**REQUIRED TASK:**
Wherever the word "JSON" appears in the entries, copy the whole line.

• • • • • • •

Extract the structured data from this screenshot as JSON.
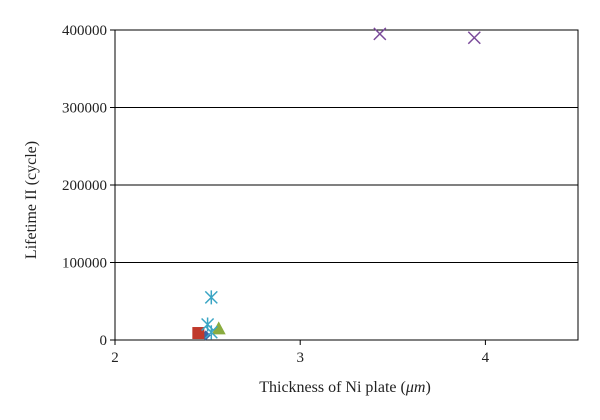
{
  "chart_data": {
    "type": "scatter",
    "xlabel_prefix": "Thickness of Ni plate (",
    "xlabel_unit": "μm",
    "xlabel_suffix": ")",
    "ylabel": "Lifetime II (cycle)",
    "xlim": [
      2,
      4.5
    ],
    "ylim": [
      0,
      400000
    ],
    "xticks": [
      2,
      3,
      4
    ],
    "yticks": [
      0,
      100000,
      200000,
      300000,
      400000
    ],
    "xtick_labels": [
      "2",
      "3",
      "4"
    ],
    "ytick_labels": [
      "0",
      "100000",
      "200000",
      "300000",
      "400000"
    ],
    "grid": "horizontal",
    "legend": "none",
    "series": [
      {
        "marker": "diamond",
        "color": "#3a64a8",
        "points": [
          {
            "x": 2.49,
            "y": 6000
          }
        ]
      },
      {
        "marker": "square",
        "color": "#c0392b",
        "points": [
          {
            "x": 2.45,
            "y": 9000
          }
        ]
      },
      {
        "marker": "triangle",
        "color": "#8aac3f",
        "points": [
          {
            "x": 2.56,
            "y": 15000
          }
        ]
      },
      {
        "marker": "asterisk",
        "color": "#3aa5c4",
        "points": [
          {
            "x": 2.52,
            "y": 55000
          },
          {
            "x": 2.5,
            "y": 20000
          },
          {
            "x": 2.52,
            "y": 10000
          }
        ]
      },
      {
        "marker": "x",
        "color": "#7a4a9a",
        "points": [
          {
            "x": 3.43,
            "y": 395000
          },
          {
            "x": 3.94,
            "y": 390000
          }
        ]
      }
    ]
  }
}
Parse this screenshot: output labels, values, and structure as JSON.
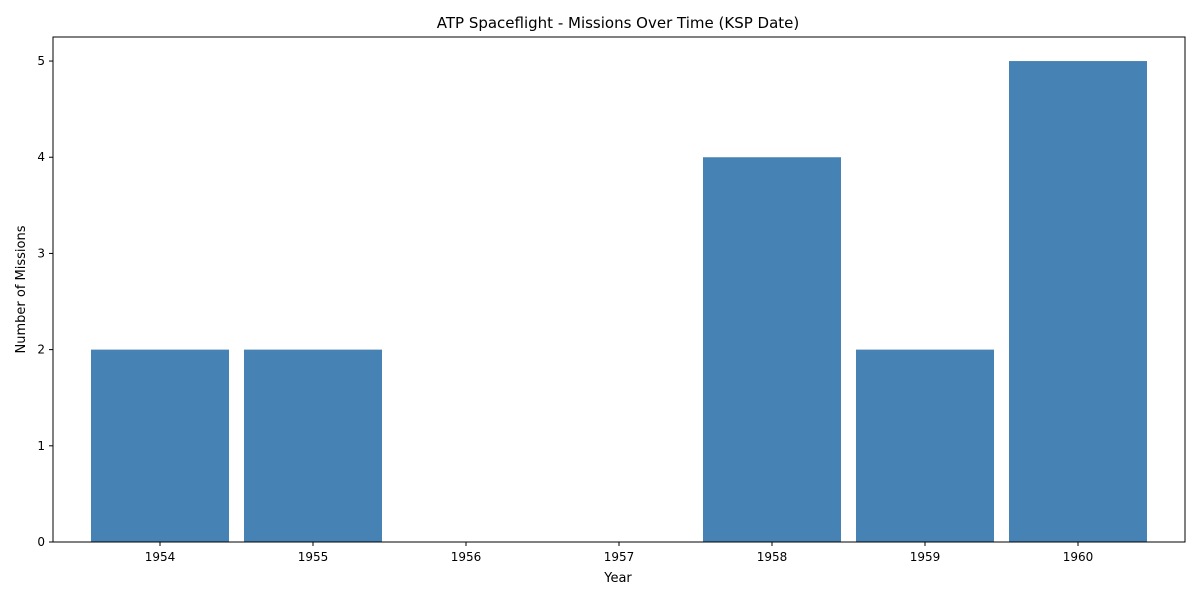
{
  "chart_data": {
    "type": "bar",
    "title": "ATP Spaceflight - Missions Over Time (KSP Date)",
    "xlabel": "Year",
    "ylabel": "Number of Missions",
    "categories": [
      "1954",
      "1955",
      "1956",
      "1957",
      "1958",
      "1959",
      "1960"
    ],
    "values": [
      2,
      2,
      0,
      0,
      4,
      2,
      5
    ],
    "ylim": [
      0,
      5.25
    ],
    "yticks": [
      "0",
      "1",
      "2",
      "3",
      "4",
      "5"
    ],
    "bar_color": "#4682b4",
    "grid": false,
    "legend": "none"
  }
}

• • • • • • •

**ANSWER BELOW:**
Extract the structured data from this screenshot as JSON.
Parse this screenshot: output labels, values, and structure as JSON.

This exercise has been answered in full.